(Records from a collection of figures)
######

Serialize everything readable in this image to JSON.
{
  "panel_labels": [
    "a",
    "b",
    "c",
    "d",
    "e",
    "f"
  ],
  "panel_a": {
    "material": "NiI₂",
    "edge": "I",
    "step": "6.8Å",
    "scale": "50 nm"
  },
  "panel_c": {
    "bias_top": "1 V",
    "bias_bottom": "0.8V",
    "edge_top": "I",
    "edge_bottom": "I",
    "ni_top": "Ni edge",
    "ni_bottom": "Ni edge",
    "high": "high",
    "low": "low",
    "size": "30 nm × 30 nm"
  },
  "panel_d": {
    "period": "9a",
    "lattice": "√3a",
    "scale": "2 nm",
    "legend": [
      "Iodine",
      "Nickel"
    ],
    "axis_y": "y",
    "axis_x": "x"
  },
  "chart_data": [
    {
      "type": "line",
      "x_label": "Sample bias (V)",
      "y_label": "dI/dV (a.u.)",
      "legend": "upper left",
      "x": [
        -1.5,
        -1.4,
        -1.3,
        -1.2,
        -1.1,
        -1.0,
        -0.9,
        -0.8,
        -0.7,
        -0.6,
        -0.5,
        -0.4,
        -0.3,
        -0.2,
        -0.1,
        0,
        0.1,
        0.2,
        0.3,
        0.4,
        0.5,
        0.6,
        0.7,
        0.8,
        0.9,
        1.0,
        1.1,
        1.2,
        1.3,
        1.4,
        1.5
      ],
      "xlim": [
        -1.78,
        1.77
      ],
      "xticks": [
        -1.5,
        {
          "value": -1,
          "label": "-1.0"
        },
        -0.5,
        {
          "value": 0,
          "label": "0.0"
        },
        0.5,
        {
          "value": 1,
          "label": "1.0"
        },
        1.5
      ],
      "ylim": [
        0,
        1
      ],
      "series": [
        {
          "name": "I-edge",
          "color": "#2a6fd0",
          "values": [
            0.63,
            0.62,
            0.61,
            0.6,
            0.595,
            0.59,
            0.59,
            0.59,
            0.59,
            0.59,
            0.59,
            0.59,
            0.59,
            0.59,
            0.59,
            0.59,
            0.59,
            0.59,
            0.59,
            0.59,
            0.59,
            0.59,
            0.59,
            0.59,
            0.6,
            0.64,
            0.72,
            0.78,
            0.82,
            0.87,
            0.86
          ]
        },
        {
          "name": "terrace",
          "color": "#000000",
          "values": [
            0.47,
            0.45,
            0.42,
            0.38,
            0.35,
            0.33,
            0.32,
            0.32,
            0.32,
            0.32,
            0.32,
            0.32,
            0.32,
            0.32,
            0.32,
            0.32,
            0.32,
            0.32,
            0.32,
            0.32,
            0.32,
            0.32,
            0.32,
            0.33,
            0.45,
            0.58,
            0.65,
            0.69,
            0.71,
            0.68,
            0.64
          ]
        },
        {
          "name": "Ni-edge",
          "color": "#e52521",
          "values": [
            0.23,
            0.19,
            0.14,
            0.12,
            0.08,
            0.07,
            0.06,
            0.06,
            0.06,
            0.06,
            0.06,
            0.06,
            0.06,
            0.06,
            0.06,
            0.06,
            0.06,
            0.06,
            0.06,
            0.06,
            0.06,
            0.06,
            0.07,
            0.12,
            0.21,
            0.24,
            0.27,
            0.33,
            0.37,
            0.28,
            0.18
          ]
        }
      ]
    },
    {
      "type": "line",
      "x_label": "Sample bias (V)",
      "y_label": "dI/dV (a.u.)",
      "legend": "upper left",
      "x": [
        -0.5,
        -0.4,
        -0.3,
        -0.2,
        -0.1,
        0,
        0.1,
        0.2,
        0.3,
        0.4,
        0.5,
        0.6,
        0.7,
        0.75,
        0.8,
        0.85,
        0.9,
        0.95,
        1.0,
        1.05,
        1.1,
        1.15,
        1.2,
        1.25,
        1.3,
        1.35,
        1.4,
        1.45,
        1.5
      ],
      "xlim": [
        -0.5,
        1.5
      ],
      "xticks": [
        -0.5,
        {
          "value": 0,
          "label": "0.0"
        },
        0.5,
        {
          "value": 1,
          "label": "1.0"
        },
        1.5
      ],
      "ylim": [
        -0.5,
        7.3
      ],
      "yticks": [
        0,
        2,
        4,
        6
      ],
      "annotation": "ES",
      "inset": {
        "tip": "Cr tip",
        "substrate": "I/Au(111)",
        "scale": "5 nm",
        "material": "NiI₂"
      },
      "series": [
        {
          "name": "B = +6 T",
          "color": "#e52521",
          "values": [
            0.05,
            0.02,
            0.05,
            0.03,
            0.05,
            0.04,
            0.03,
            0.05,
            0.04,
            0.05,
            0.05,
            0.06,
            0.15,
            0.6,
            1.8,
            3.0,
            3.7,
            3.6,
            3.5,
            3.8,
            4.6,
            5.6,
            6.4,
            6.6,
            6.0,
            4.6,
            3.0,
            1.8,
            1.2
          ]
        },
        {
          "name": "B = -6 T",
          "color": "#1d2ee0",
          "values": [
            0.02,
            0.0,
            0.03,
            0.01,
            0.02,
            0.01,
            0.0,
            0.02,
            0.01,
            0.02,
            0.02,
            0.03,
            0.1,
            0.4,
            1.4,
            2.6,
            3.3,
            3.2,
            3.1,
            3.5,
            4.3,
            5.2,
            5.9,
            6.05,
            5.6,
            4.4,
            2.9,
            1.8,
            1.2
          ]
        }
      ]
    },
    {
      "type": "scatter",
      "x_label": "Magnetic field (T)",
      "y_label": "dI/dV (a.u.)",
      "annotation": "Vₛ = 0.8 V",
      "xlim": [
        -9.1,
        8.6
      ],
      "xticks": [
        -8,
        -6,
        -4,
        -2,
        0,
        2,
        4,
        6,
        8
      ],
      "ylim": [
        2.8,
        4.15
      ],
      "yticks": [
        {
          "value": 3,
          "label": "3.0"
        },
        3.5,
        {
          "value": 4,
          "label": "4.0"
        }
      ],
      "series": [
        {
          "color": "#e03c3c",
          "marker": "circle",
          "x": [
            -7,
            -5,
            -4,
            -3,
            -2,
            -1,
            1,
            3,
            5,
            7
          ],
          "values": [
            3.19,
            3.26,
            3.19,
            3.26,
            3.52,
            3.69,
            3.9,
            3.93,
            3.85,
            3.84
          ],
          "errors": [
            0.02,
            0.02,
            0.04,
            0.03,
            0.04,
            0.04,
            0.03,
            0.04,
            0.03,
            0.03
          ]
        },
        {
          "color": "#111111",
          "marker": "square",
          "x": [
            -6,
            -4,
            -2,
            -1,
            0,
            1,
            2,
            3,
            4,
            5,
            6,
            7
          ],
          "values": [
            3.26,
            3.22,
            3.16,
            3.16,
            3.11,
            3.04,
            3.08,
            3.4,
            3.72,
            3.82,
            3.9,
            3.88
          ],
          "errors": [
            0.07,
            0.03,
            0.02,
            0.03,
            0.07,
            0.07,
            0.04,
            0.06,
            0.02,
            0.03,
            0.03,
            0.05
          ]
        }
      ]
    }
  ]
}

######

▸ WHAT THE EXERCISE ASKS:
Produce an exact copy of every entry above.

▸ SOLUTION TO THE EXERCISE:
Serialize everything readable in this image to JSON.
{
  "panel_labels": [
    "a",
    "b",
    "c",
    "d",
    "e",
    "f"
  ],
  "panel_a": {
    "material": "NiI₂",
    "edge": "I",
    "step": "6.8Å",
    "scale": "50 nm"
  },
  "panel_c": {
    "bias_top": "1 V",
    "bias_bottom": "0.8V",
    "edge_top": "I",
    "edge_bottom": "I",
    "ni_top": "Ni edge",
    "ni_bottom": "Ni edge",
    "high": "high",
    "low": "low",
    "size": "30 nm × 30 nm"
  },
  "panel_d": {
    "period": "9a",
    "lattice": "√3a",
    "scale": "2 nm",
    "legend": [
      "Iodine",
      "Nickel"
    ],
    "axis_y": "y",
    "axis_x": "x"
  },
  "chart_data": [
    {
      "type": "line",
      "x_label": "Sample bias (V)",
      "y_label": "dI/dV (a.u.)",
      "legend": "upper left",
      "x": [
        -1.5,
        -1.4,
        -1.3,
        -1.2,
        -1.1,
        -1.0,
        -0.9,
        -0.8,
        -0.7,
        -0.6,
        -0.5,
        -0.4,
        -0.3,
        -0.2,
        -0.1,
        0,
        0.1,
        0.2,
        0.3,
        0.4,
        0.5,
        0.6,
        0.7,
        0.8,
        0.9,
        1.0,
        1.1,
        1.2,
        1.3,
        1.4,
        1.5
      ],
      "xlim": [
        -1.78,
        1.77
      ],
      "xticks": [
        -1.5,
        {
          "value": -1,
          "label": "-1.0"
        },
        -0.5,
        {
          "value": 0,
          "label": "0.0"
        },
        0.5,
        {
          "value": 1,
          "label": "1.0"
        },
        1.5
      ],
      "ylim": [
        0,
        1
      ],
      "series": [
        {
          "name": "I-edge",
          "color": "#2a6fd0",
          "values": [
            0.63,
            0.62,
            0.61,
            0.6,
            0.595,
            0.59,
            0.59,
            0.59,
            0.59,
            0.59,
            0.59,
            0.59,
            0.59,
            0.59,
            0.59,
            0.59,
            0.59,
            0.59,
            0.59,
            0.59,
            0.59,
            0.59,
            0.59,
            0.59,
            0.6,
            0.64,
            0.72,
            0.78,
            0.82,
            0.87,
            0.86
          ]
        },
        {
          "name": "terrace",
          "color": "#000000",
          "values": [
            0.47,
            0.45,
            0.42,
            0.38,
            0.35,
            0.33,
            0.32,
            0.32,
            0.32,
            0.32,
            0.32,
            0.32,
            0.32,
            0.32,
            0.32,
            0.32,
            0.32,
            0.32,
            0.32,
            0.32,
            0.32,
            0.32,
            0.32,
            0.33,
            0.45,
            0.58,
            0.65,
            0.69,
            0.71,
            0.68,
            0.64
          ]
        },
        {
          "name": "Ni-edge",
          "color": "#e52521",
          "values": [
            0.23,
            0.19,
            0.14,
            0.12,
            0.08,
            0.07,
            0.06,
            0.06,
            0.06,
            0.06,
            0.06,
            0.06,
            0.06,
            0.06,
            0.06,
            0.06,
            0.06,
            0.06,
            0.06,
            0.06,
            0.06,
            0.06,
            0.07,
            0.12,
            0.21,
            0.24,
            0.27,
            0.33,
            0.37,
            0.28,
            0.18
          ]
        }
      ]
    },
    {
      "type": "line",
      "x_label": "Sample bias (V)",
      "y_label": "dI/dV (a.u.)",
      "legend": "upper left",
      "x": [
        -0.5,
        -0.4,
        -0.3,
        -0.2,
        -0.1,
        0,
        0.1,
        0.2,
        0.3,
        0.4,
        0.5,
        0.6,
        0.7,
        0.75,
        0.8,
        0.85,
        0.9,
        0.95,
        1.0,
        1.05,
        1.1,
        1.15,
        1.2,
        1.25,
        1.3,
        1.35,
        1.4,
        1.45,
        1.5
      ],
      "xlim": [
        -0.5,
        1.5
      ],
      "xticks": [
        -0.5,
        {
          "value": 0,
          "label": "0.0"
        },
        0.5,
        {
          "value": 1,
          "label": "1.0"
        },
        1.5
      ],
      "ylim": [
        -0.5,
        7.3
      ],
      "yticks": [
        0,
        2,
        4,
        6
      ],
      "annotation": "ES",
      "inset": {
        "tip": "Cr tip",
        "substrate": "I/Au(111)",
        "scale": "5 nm",
        "material": "NiI₂"
      },
      "series": [
        {
          "name": "B = +6 T",
          "color": "#e52521",
          "values": [
            0.05,
            0.02,
            0.05,
            0.03,
            0.05,
            0.04,
            0.03,
            0.05,
            0.04,
            0.05,
            0.05,
            0.06,
            0.15,
            0.6,
            1.8,
            3.0,
            3.7,
            3.6,
            3.5,
            3.8,
            4.6,
            5.6,
            6.4,
            6.6,
            6.0,
            4.6,
            3.0,
            1.8,
            1.2
          ]
        },
        {
          "name": "B = -6 T",
          "color": "#1d2ee0",
          "values": [
            0.02,
            0.0,
            0.03,
            0.01,
            0.02,
            0.01,
            0.0,
            0.02,
            0.01,
            0.02,
            0.02,
            0.03,
            0.1,
            0.4,
            1.4,
            2.6,
            3.3,
            3.2,
            3.1,
            3.5,
            4.3,
            5.2,
            5.9,
            6.05,
            5.6,
            4.4,
            2.9,
            1.8,
            1.2
          ]
        }
      ]
    },
    {
      "type": "scatter",
      "x_label": "Magnetic field (T)",
      "y_label": "dI/dV (a.u.)",
      "annotation": "Vₛ = 0.8 V",
      "xlim": [
        -9.1,
        8.6
      ],
      "xticks": [
        -8,
        -6,
        -4,
        -2,
        0,
        2,
        4,
        6,
        8
      ],
      "ylim": [
        2.8,
        4.15
      ],
      "yticks": [
        {
          "value": 3,
          "label": "3.0"
        },
        3.5,
        {
          "value": 4,
          "label": "4.0"
        }
      ],
      "series": [
        {
          "color": "#e03c3c",
          "marker": "circle",
          "x": [
            -7,
            -5,
            -4,
            -3,
            -2,
            -1,
            1,
            3,
            5,
            7
          ],
          "values": [
            3.19,
            3.26,
            3.19,
            3.26,
            3.52,
            3.69,
            3.9,
            3.93,
            3.85,
            3.84
          ],
          "errors": [
            0.02,
            0.02,
            0.04,
            0.03,
            0.04,
            0.04,
            0.03,
            0.04,
            0.03,
            0.03
          ]
        },
        {
          "color": "#111111",
          "marker": "square",
          "x": [
            -6,
            -4,
            -2,
            -1,
            0,
            1,
            2,
            3,
            4,
            5,
            6,
            7
          ],
          "values": [
            3.26,
            3.22,
            3.16,
            3.16,
            3.11,
            3.04,
            3.08,
            3.4,
            3.72,
            3.82,
            3.9,
            3.88
          ],
          "errors": [
            0.07,
            0.03,
            0.02,
            0.03,
            0.07,
            0.07,
            0.04,
            0.06,
            0.02,
            0.03,
            0.03,
            0.05
          ]
        }
      ]
    }
  ]
}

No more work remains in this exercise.